* Exercise instructions *
Copy all the data exactly, except the pictures.

□ □ □

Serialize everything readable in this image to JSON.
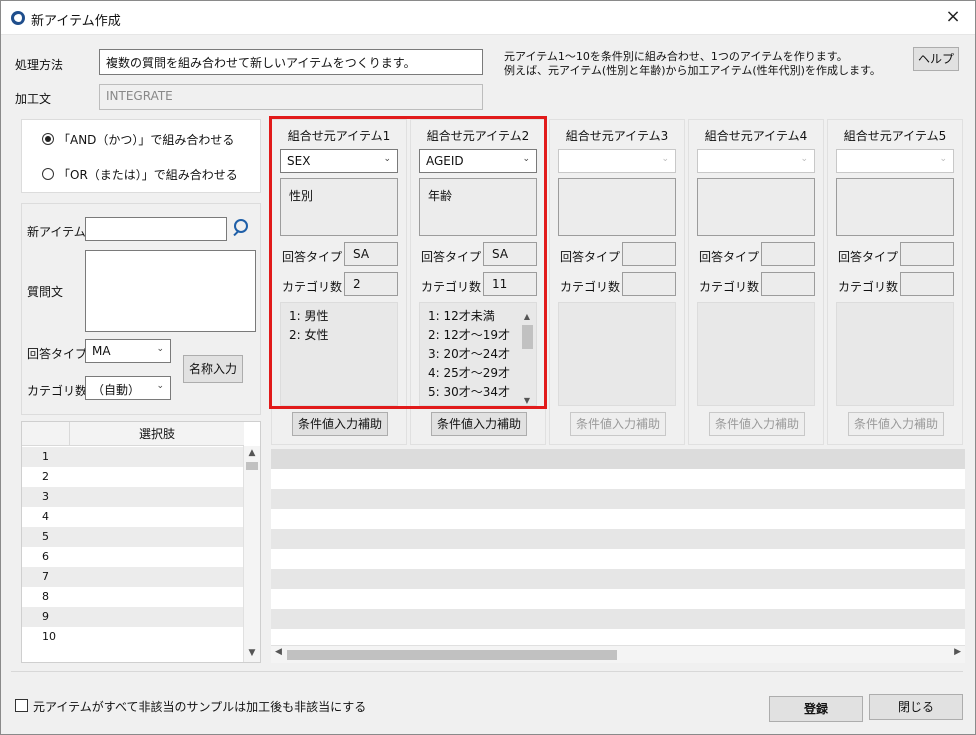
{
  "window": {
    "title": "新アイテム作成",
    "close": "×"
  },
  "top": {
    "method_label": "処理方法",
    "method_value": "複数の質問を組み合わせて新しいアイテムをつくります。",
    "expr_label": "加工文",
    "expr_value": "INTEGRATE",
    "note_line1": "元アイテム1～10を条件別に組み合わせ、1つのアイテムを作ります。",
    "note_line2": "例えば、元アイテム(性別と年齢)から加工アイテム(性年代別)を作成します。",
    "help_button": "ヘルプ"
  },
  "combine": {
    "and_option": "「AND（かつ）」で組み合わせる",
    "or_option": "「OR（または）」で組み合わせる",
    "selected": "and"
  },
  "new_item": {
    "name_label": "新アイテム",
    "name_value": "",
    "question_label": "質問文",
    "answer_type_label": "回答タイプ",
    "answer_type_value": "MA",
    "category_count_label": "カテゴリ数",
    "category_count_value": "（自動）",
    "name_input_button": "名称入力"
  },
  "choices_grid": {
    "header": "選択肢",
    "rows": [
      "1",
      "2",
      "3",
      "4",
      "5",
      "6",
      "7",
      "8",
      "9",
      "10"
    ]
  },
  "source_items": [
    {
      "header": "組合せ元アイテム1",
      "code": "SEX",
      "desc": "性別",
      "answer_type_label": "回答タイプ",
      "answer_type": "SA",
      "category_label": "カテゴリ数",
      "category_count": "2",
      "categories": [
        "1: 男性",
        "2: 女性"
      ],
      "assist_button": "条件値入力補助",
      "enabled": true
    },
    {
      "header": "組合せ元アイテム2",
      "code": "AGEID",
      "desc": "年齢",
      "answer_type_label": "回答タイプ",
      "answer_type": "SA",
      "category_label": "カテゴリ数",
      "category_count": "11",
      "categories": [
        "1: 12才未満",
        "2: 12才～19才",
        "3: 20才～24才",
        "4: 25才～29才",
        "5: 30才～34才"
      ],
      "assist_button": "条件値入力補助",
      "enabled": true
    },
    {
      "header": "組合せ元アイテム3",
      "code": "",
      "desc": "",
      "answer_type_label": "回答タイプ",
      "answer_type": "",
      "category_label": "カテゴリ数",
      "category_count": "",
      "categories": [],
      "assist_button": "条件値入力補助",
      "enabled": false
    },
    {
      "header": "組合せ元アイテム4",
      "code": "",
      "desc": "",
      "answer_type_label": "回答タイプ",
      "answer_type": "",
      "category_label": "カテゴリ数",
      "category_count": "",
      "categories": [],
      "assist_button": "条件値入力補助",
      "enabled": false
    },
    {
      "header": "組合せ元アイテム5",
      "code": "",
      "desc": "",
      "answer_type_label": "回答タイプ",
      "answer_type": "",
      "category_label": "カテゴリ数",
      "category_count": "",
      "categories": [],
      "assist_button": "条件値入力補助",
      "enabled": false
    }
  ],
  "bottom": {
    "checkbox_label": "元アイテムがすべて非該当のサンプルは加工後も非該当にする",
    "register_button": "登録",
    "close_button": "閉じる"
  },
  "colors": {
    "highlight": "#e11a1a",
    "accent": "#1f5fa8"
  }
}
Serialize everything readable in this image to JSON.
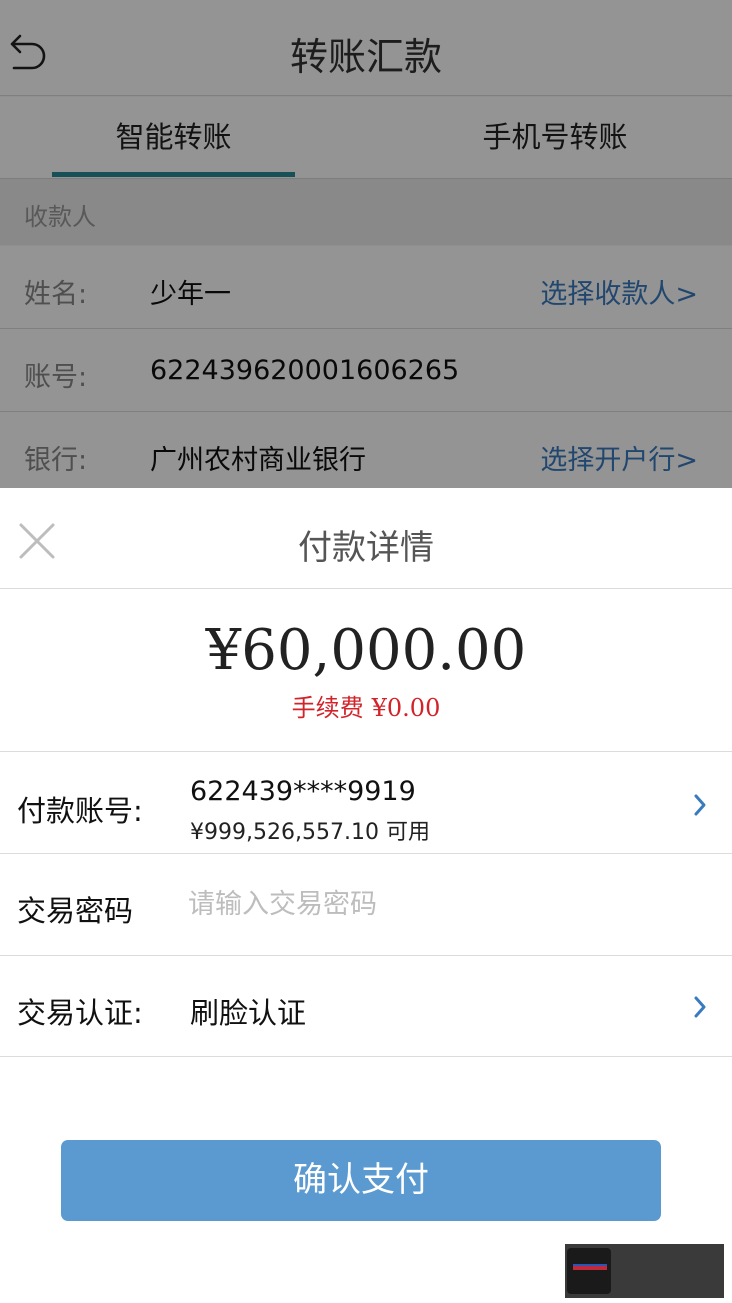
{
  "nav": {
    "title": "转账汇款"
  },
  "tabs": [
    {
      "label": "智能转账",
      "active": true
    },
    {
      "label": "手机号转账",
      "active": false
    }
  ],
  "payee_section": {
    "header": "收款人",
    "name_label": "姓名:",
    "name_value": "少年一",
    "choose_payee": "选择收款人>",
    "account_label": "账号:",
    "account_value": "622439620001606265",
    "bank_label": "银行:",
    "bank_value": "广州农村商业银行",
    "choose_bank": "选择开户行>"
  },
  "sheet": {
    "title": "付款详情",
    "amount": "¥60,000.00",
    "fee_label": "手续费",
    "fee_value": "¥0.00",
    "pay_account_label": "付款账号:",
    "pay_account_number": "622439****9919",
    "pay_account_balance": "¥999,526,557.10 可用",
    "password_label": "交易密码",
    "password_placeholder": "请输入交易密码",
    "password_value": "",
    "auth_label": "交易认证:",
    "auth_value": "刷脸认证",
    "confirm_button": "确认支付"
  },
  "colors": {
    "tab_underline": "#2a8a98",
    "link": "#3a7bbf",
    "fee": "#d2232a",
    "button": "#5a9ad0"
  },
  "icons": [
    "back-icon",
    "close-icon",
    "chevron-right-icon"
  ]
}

□ □ □

* Response *
Serialize everything readable in this image to JSON.
{
  "window": {
    "title": "新アイテム作成",
    "close": "×"
  },
  "top": {
    "method_label": "処理方法",
    "method_value": "複数の質問を組み合わせて新しいアイテムをつくります。",
    "expr_label": "加工文",
    "expr_value": "INTEGRATE",
    "note_line1": "元アイテム1～10を条件別に組み合わせ、1つのアイテムを作ります。",
    "note_line2": "例えば、元アイテム(性別と年齢)から加工アイテム(性年代別)を作成します。",
    "help_button": "ヘルプ"
  },
  "combine": {
    "and_option": "「AND（かつ）」で組み合わせる",
    "or_option": "「OR（または）」で組み合わせる",
    "selected": "and"
  },
  "new_item": {
    "name_label": "新アイテム",
    "name_value": "",
    "question_label": "質問文",
    "answer_type_label": "回答タイプ",
    "answer_type_value": "MA",
    "category_count_label": "カテゴリ数",
    "category_count_value": "（自動）",
    "name_input_button": "名称入力"
  },
  "choices_grid": {
    "header": "選択肢",
    "rows": [
      "1",
      "2",
      "3",
      "4",
      "5",
      "6",
      "7",
      "8",
      "9",
      "10"
    ]
  },
  "source_items": [
    {
      "header": "組合せ元アイテム1",
      "code": "SEX",
      "desc": "性別",
      "answer_type_label": "回答タイプ",
      "answer_type": "SA",
      "category_label": "カテゴリ数",
      "category_count": "2",
      "categories": [
        "1: 男性",
        "2: 女性"
      ],
      "assist_button": "条件値入力補助",
      "enabled": true
    },
    {
      "header": "組合せ元アイテム2",
      "code": "AGEID",
      "desc": "年齢",
      "answer_type_label": "回答タイプ",
      "answer_type": "SA",
      "category_label": "カテゴリ数",
      "category_count": "11",
      "categories": [
        "1: 12才未満",
        "2: 12才～19才",
        "3: 20才～24才",
        "4: 25才～29才",
        "5: 30才～34才"
      ],
      "assist_button": "条件値入力補助",
      "enabled": true
    },
    {
      "header": "組合せ元アイテム3",
      "code": "",
      "desc": "",
      "answer_type_label": "回答タイプ",
      "answer_type": "",
      "category_label": "カテゴリ数",
      "category_count": "",
      "categories": [],
      "assist_button": "条件値入力補助",
      "enabled": false
    },
    {
      "header": "組合せ元アイテム4",
      "code": "",
      "desc": "",
      "answer_type_label": "回答タイプ",
      "answer_type": "",
      "category_label": "カテゴリ数",
      "category_count": "",
      "categories": [],
      "assist_button": "条件値入力補助",
      "enabled": false
    },
    {
      "header": "組合せ元アイテム5",
      "code": "",
      "desc": "",
      "answer_type_label": "回答タイプ",
      "answer_type": "",
      "category_label": "カテゴリ数",
      "category_count": "",
      "categories": [],
      "assist_button": "条件値入力補助",
      "enabled": false
    }
  ],
  "bottom": {
    "checkbox_label": "元アイテムがすべて非該当のサンプルは加工後も非該当にする",
    "register_button": "登録",
    "close_button": "閉じる"
  },
  "colors": {
    "highlight": "#e11a1a",
    "accent": "#1f5fa8"
  }
}
Serialize everything readable in this image to JSON.
{
  "nav": {
    "title": "转账汇款"
  },
  "tabs": [
    {
      "label": "智能转账",
      "active": true
    },
    {
      "label": "手机号转账",
      "active": false
    }
  ],
  "payee_section": {
    "header": "收款人",
    "name_label": "姓名:",
    "name_value": "少年一",
    "choose_payee": "选择收款人>",
    "account_label": "账号:",
    "account_value": "622439620001606265",
    "bank_label": "银行:",
    "bank_value": "广州农村商业银行",
    "choose_bank": "选择开户行>"
  },
  "sheet": {
    "title": "付款详情",
    "amount": "¥60,000.00",
    "fee_label": "手续费",
    "fee_value": "¥0.00",
    "pay_account_label": "付款账号:",
    "pay_account_number": "622439****9919",
    "pay_account_balance": "¥999,526,557.10 可用",
    "password_label": "交易密码",
    "password_placeholder": "请输入交易密码",
    "password_value": "",
    "auth_label": "交易认证:",
    "auth_value": "刷脸认证",
    "confirm_button": "确认支付"
  },
  "colors": {
    "tab_underline": "#2a8a98",
    "link": "#3a7bbf",
    "fee": "#d2232a",
    "button": "#5a9ad0"
  },
  "icons": [
    "back-icon",
    "close-icon",
    "chevron-right-icon"
  ]
}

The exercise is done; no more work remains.